**Goal of the exercise**
Using the entries that follow, count the lines containing the word "предыдущий" and give that number by itself.

Entries taken from a collection
>> begin

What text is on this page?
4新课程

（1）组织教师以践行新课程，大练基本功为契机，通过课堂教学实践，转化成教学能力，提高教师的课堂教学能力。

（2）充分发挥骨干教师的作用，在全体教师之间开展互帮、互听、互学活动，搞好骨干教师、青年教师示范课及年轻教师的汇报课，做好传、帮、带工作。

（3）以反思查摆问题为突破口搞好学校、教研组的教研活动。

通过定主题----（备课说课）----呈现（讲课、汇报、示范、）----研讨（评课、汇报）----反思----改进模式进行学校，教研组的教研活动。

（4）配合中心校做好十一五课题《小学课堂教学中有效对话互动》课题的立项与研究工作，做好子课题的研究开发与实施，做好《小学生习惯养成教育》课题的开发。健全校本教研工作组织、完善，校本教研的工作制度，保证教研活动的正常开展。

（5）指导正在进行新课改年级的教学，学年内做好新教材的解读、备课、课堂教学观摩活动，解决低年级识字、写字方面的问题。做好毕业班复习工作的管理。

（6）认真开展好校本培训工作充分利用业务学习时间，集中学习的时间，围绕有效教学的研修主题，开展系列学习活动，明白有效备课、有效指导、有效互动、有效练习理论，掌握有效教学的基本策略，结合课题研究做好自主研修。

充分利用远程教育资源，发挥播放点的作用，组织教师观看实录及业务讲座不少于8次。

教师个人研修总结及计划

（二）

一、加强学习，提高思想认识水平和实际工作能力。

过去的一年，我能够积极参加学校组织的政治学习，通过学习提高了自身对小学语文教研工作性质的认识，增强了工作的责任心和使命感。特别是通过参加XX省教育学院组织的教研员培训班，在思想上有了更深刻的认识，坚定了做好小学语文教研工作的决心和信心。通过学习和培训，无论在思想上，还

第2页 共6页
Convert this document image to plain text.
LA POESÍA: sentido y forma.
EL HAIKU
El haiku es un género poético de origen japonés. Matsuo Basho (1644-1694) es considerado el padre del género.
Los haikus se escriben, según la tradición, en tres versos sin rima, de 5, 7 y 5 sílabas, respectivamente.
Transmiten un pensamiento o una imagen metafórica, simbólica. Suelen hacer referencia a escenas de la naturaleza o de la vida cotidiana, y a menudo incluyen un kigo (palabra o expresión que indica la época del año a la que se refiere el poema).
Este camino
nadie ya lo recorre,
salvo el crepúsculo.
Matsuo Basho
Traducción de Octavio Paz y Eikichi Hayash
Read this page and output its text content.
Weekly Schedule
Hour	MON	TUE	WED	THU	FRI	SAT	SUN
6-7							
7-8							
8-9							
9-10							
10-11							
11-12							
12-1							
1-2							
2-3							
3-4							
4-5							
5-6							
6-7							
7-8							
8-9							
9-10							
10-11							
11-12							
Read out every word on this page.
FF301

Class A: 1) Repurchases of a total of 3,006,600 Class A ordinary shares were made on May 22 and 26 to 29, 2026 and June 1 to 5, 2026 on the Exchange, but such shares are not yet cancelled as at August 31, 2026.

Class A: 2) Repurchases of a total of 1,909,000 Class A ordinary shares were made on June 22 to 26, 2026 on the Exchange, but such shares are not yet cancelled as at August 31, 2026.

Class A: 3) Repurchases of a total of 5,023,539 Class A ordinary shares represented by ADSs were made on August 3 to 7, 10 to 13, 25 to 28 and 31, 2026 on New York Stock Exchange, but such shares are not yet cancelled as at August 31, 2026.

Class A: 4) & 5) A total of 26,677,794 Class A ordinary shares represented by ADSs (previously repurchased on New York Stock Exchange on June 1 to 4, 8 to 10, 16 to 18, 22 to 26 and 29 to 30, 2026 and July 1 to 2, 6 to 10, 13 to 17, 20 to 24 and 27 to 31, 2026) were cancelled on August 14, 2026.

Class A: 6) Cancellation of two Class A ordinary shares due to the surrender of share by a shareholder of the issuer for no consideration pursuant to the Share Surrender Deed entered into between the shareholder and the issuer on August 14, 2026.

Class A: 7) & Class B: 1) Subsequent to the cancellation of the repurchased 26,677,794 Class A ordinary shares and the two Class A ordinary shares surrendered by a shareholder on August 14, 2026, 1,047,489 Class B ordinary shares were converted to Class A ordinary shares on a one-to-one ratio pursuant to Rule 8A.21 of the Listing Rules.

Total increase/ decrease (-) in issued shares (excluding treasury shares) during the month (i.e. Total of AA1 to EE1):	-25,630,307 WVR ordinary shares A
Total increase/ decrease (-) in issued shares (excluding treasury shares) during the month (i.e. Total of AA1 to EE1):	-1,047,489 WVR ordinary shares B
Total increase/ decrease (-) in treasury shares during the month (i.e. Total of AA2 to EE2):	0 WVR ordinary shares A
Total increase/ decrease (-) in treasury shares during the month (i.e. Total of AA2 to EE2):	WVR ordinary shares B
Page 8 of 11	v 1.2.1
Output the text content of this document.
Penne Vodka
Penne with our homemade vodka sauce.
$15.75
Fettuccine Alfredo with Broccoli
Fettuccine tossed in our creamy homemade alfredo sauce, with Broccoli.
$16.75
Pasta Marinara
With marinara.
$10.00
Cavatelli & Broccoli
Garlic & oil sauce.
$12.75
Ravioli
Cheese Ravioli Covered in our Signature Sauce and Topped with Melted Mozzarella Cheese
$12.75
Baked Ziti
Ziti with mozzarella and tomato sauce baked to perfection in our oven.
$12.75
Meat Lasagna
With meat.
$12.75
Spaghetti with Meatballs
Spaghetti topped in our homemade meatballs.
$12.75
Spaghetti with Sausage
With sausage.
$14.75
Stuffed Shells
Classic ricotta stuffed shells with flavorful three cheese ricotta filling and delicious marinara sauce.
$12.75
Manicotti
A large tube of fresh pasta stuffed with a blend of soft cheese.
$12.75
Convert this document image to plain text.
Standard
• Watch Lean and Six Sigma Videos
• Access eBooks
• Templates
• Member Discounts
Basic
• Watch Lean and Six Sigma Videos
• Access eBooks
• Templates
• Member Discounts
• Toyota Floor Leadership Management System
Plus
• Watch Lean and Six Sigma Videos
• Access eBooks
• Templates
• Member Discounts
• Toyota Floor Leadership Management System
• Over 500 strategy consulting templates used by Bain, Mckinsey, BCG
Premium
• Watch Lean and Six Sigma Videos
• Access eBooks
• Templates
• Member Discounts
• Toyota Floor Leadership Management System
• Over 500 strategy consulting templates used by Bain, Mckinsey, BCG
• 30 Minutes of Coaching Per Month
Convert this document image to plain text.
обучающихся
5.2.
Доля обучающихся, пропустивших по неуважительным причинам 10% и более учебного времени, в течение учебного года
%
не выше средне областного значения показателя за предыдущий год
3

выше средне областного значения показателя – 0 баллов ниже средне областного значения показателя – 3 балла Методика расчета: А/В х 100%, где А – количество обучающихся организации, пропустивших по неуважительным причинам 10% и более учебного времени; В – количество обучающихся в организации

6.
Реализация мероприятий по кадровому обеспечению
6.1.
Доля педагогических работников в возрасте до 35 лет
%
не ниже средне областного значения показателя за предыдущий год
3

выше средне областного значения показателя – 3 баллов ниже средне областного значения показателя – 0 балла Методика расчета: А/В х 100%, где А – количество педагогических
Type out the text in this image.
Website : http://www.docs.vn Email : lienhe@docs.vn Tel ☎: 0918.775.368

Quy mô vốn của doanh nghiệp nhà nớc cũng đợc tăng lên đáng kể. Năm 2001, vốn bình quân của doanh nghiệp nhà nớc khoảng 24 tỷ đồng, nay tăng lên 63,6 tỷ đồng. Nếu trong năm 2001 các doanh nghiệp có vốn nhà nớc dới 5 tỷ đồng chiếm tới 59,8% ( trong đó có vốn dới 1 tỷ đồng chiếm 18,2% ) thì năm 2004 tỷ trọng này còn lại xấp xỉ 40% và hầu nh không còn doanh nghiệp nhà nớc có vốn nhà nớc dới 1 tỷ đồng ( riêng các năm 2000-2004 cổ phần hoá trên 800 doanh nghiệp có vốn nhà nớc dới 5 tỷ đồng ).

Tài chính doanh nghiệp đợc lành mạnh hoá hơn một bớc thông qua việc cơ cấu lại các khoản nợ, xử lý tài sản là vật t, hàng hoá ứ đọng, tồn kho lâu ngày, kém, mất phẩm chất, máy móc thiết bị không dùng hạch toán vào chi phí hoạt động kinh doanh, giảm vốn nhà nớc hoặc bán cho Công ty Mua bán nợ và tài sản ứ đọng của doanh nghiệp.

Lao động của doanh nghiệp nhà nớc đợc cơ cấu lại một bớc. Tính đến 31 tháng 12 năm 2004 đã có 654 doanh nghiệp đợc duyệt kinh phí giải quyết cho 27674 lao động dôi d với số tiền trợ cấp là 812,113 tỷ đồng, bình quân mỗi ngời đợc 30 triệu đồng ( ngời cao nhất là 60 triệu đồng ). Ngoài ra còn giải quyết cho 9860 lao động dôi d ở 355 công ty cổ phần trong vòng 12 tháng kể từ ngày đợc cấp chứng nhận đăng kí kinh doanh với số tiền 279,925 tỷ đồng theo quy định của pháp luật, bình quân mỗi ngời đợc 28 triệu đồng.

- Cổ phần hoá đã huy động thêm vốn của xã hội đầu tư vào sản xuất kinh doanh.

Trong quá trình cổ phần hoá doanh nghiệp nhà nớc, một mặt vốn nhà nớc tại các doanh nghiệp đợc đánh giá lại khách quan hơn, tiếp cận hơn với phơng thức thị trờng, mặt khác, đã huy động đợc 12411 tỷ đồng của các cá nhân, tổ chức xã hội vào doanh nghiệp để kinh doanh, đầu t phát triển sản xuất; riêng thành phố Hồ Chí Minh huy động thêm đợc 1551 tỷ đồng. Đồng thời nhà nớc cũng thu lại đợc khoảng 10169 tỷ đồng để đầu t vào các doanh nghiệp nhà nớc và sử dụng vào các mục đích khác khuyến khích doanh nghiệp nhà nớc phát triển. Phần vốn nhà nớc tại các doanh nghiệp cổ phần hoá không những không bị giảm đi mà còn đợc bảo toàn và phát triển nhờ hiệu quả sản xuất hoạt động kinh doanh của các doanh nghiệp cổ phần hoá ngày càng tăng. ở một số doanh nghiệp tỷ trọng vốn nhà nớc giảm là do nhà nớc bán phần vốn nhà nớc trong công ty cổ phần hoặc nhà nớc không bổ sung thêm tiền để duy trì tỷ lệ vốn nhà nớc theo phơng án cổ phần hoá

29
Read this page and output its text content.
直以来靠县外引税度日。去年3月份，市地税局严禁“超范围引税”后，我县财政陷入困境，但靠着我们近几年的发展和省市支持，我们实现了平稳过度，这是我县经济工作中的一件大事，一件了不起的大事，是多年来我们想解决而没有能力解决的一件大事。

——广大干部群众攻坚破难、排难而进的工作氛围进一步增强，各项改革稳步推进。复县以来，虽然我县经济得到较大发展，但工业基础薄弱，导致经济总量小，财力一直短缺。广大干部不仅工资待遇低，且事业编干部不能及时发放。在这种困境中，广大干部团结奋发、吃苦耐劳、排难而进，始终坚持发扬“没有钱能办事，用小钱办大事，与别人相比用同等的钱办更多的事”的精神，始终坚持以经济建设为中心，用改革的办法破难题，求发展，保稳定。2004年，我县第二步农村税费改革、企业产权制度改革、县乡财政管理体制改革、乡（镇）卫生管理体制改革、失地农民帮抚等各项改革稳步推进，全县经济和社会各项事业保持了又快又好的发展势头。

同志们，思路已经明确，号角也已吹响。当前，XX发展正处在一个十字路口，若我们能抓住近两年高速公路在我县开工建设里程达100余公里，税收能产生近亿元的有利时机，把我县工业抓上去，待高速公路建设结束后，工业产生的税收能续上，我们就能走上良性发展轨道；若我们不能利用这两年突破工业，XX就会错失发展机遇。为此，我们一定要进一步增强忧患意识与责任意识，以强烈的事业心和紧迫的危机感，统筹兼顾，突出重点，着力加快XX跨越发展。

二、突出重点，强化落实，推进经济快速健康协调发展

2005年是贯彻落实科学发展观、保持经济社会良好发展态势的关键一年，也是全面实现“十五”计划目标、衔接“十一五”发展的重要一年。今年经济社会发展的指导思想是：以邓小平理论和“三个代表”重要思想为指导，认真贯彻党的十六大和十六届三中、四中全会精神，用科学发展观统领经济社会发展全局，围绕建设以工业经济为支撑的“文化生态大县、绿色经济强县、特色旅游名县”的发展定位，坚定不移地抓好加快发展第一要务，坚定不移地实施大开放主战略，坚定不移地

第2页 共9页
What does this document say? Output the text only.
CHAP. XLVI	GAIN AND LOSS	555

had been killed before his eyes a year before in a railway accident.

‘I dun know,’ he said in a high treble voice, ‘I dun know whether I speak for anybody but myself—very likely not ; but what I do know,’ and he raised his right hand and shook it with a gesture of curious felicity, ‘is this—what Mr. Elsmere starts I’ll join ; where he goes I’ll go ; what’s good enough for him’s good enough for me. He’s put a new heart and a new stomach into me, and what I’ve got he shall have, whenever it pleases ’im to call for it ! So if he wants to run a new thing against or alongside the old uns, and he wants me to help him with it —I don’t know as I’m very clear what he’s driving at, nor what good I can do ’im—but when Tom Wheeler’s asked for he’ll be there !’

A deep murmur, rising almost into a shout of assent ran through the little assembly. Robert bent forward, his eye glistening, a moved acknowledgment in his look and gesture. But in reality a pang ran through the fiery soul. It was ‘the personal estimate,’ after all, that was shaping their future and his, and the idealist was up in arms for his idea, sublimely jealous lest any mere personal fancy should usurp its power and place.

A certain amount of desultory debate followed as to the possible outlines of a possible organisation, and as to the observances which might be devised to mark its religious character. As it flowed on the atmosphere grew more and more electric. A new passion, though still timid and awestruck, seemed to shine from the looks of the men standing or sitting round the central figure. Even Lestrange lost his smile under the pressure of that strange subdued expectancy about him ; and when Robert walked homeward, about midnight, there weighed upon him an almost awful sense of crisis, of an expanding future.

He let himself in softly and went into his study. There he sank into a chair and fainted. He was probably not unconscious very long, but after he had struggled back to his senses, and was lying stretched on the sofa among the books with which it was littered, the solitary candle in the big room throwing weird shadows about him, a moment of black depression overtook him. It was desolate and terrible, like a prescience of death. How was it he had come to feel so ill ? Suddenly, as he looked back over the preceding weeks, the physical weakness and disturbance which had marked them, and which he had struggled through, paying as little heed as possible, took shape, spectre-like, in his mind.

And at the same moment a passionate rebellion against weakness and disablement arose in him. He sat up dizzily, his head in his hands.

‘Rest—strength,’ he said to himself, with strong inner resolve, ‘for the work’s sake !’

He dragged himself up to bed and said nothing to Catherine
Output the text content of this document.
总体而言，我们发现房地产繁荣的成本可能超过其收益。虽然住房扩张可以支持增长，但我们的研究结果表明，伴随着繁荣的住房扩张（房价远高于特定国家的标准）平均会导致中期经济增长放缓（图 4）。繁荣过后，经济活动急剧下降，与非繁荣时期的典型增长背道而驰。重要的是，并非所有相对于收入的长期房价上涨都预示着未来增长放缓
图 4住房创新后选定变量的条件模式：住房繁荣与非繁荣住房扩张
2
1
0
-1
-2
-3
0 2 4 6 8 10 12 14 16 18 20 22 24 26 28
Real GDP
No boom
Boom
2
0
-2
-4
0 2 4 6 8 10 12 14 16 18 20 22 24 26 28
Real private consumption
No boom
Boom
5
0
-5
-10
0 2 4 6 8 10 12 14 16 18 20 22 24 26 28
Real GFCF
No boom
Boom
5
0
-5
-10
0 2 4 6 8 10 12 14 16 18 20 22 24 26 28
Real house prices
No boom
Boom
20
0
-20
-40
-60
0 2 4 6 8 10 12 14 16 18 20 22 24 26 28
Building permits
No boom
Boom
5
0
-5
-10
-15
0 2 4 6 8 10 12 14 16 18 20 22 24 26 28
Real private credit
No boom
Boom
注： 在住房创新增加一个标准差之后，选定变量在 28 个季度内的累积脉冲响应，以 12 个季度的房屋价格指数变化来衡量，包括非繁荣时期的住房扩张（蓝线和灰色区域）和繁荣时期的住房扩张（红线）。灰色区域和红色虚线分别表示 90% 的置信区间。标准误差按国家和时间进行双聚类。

>> end

**Written response**
2